_Objective_.
Extract the lines of the data below, starting with the line that contains "i need the location" and going on through the line that contains "- driver-series-line-2: [223, 74, 609, 163]", with both of those lines included. Copy each line without changes and leave the pictures out.

_Data_.
* Start *
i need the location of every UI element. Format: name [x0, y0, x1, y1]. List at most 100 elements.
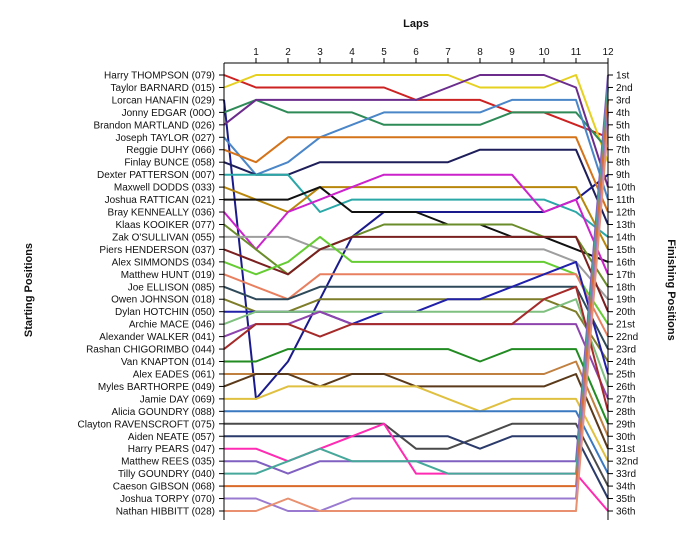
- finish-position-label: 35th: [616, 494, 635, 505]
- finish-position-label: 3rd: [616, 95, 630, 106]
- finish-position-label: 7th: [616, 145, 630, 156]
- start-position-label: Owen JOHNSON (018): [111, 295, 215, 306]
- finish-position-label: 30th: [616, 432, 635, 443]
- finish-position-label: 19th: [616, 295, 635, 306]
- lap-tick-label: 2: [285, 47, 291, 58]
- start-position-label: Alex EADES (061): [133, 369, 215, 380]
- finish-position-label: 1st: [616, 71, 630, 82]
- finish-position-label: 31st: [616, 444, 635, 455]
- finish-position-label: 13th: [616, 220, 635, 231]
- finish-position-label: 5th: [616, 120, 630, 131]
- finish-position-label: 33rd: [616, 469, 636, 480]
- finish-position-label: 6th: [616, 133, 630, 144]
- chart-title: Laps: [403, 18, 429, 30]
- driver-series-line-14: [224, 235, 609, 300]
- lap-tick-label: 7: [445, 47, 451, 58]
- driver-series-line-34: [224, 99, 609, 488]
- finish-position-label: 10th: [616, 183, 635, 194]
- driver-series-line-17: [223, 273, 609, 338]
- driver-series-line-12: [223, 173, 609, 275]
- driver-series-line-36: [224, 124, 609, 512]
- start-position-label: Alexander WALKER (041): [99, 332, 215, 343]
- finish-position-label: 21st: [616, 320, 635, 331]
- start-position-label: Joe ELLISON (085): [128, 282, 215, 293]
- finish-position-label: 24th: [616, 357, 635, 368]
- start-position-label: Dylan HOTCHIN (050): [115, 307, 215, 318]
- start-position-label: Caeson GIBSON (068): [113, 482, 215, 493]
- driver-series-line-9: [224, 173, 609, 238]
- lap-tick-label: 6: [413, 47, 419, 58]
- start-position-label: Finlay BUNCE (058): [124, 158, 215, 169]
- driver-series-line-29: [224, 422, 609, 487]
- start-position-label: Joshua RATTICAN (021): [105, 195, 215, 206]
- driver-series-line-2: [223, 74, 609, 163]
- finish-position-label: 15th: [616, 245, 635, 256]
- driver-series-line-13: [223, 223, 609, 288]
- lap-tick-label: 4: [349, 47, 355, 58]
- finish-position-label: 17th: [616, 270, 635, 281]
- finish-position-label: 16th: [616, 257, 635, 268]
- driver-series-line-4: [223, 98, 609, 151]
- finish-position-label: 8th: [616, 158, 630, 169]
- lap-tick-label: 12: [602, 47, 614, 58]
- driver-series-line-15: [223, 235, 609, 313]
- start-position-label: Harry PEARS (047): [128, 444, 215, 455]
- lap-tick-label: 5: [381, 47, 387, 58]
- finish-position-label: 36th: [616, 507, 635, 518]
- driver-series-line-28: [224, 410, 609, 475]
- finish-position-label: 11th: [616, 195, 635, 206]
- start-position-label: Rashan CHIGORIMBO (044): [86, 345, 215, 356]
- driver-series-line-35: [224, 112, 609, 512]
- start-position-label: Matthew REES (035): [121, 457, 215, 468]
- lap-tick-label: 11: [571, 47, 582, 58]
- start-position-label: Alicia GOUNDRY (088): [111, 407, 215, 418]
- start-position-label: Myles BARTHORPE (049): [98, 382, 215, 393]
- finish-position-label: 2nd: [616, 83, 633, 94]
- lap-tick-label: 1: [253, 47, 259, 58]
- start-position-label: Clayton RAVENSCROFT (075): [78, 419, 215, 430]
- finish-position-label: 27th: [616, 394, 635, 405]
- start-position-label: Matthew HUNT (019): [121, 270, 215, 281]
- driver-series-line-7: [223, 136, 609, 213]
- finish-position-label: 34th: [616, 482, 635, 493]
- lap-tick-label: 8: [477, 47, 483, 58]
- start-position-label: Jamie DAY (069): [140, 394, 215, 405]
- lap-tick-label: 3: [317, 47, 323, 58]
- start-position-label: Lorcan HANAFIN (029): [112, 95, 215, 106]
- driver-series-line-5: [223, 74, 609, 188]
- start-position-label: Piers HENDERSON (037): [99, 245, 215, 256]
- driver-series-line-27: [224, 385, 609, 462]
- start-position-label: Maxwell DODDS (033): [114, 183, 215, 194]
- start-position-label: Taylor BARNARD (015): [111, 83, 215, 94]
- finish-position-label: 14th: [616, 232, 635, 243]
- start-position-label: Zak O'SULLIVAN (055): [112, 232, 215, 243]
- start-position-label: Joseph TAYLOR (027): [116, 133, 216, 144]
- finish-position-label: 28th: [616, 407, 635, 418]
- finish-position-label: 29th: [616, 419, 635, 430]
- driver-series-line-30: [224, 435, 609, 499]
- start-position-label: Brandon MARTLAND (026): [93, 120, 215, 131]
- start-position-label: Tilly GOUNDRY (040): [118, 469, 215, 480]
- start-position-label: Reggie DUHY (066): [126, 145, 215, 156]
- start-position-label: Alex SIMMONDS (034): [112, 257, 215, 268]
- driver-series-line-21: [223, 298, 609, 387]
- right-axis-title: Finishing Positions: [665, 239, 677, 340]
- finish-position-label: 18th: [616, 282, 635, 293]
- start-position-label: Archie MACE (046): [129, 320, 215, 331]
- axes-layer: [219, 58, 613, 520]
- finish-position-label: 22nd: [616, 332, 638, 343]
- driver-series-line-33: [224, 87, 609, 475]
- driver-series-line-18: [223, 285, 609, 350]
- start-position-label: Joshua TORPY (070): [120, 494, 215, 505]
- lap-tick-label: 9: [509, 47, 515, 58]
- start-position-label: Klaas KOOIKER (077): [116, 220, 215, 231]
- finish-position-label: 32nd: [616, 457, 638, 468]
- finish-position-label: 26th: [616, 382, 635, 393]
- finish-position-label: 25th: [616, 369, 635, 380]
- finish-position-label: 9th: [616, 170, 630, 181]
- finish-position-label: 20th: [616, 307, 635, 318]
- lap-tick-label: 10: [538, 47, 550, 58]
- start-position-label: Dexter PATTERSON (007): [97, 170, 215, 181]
* End *
* Start *
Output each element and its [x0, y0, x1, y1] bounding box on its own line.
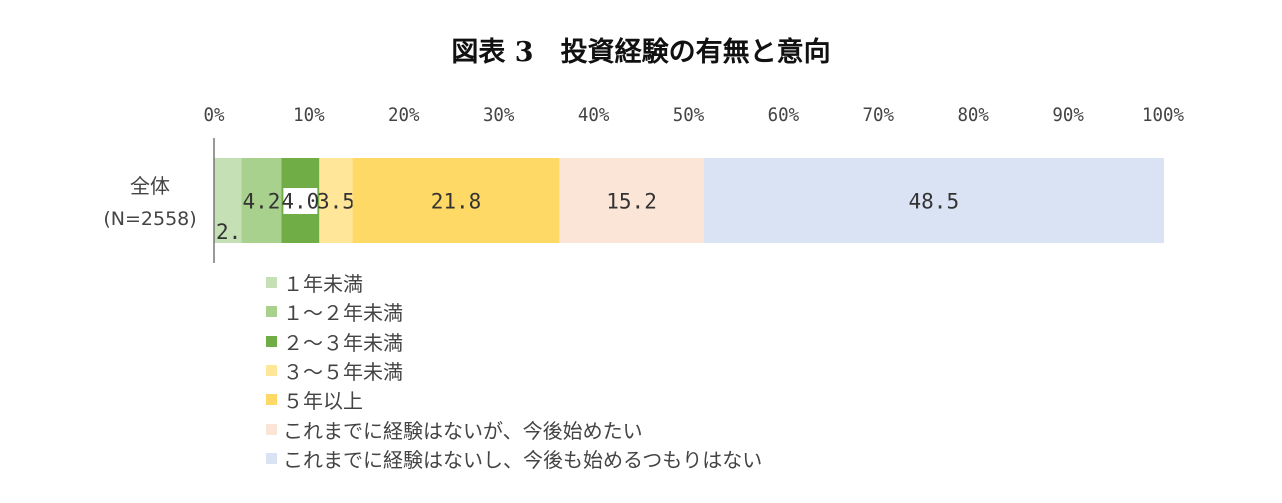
* End *
* Start *
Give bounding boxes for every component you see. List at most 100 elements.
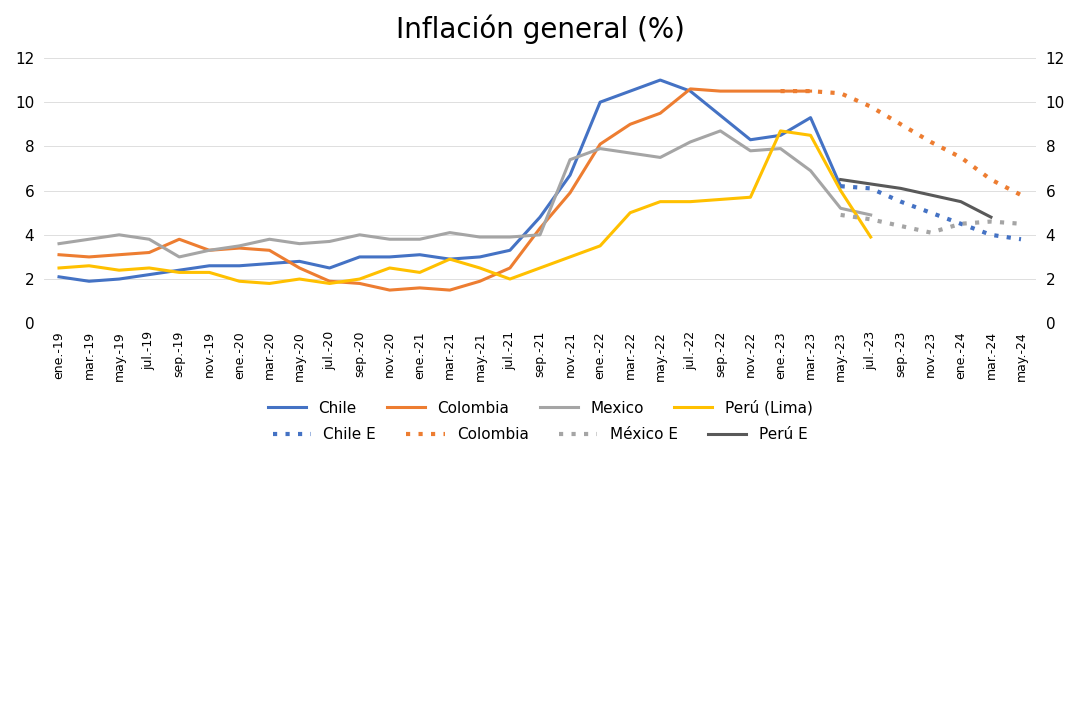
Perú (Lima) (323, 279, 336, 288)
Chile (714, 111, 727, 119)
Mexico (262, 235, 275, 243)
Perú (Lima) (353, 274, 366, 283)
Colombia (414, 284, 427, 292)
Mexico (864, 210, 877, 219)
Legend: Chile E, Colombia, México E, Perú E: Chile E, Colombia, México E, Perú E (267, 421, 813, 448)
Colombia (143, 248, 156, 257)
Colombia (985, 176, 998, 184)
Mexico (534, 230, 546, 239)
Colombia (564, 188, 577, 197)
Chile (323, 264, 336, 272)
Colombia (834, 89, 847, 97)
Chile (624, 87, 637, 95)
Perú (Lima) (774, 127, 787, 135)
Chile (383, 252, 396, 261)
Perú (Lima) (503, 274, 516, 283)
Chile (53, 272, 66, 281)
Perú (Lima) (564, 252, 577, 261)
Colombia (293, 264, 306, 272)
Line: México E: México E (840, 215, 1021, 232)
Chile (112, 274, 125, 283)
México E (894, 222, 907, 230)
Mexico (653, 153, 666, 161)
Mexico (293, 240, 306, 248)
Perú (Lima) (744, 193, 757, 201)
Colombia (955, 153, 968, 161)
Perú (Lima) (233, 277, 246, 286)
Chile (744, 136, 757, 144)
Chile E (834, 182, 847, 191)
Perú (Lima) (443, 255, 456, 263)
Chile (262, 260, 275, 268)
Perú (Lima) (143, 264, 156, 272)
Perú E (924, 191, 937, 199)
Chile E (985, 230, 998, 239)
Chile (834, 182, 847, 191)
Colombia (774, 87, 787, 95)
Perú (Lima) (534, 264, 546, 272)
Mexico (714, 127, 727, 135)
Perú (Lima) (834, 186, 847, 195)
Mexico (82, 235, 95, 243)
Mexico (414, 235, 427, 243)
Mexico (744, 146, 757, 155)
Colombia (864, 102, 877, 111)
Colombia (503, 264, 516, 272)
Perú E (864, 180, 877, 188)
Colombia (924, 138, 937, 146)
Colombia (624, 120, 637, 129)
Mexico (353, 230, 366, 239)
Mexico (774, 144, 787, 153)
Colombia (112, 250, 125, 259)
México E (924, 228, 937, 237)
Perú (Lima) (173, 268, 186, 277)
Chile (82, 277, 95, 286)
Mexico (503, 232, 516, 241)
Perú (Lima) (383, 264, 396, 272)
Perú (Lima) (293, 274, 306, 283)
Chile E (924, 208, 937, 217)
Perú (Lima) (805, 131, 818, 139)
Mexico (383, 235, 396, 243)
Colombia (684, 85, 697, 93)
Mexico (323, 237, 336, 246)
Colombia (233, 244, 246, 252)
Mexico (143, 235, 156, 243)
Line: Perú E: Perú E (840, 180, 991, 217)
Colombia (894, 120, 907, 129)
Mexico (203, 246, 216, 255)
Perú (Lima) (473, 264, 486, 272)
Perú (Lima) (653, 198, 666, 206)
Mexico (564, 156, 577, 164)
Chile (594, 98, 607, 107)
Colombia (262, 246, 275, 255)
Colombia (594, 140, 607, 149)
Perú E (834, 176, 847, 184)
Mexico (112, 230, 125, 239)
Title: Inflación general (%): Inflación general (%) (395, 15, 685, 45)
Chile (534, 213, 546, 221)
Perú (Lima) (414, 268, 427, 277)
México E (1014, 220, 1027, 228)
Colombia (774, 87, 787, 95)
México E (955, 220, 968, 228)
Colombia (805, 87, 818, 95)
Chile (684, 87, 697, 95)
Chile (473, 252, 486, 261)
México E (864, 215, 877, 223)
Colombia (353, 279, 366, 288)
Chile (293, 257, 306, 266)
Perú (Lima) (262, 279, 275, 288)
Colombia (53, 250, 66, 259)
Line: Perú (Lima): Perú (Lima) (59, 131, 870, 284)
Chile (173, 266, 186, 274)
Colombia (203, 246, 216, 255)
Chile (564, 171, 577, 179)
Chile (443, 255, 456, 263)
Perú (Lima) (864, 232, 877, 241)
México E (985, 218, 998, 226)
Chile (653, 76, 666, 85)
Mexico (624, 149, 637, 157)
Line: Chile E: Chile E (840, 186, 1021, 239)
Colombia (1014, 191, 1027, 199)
* End *
_Task solution_.
i need the location of every UI element. Format: name [x0, y0, x1, y1]. List at most 100 elements.
- finish-position-label: 35th: [616, 494, 635, 505]
- finish-position-label: 3rd: [616, 95, 630, 106]
- finish-position-label: 7th: [616, 145, 630, 156]
- start-position-label: Owen JOHNSON (018): [111, 295, 215, 306]
- finish-position-label: 30th: [616, 432, 635, 443]
- finish-position-label: 19th: [616, 295, 635, 306]
- lap-tick-label: 2: [285, 47, 291, 58]
- start-position-label: Alex EADES (061): [133, 369, 215, 380]
- finish-position-label: 1st: [616, 71, 630, 82]
- finish-position-label: 31st: [616, 444, 635, 455]
- finish-position-label: 13th: [616, 220, 635, 231]
- finish-position-label: 5th: [616, 120, 630, 131]
- finish-position-label: 33rd: [616, 469, 636, 480]
- finish-position-label: 6th: [616, 133, 630, 144]
- chart-title: Laps: [403, 18, 429, 30]
- driver-series-line-14: [224, 235, 609, 300]
- lap-tick-label: 7: [445, 47, 451, 58]
- driver-series-line-34: [224, 99, 609, 488]
- finish-position-label: 10th: [616, 183, 635, 194]
- driver-series-line-17: [223, 273, 609, 338]
- driver-series-line-12: [223, 173, 609, 275]
- driver-series-line-36: [224, 124, 609, 512]
- start-position-label: Alexander WALKER (041): [99, 332, 215, 343]
- finish-position-label: 21st: [616, 320, 635, 331]
- start-position-label: Joe ELLISON (085): [128, 282, 215, 293]
- finish-position-label: 24th: [616, 357, 635, 368]
- start-position-label: Dylan HOTCHIN (050): [115, 307, 215, 318]
- start-position-label: Caeson GIBSON (068): [113, 482, 215, 493]
- driver-series-line-9: [224, 173, 609, 238]
- lap-tick-label: 6: [413, 47, 419, 58]
- start-position-label: Finlay BUNCE (058): [124, 158, 215, 169]
- driver-series-line-29: [224, 422, 609, 487]
- start-position-label: Joshua RATTICAN (021): [105, 195, 215, 206]
- driver-series-line-2: [223, 74, 609, 163]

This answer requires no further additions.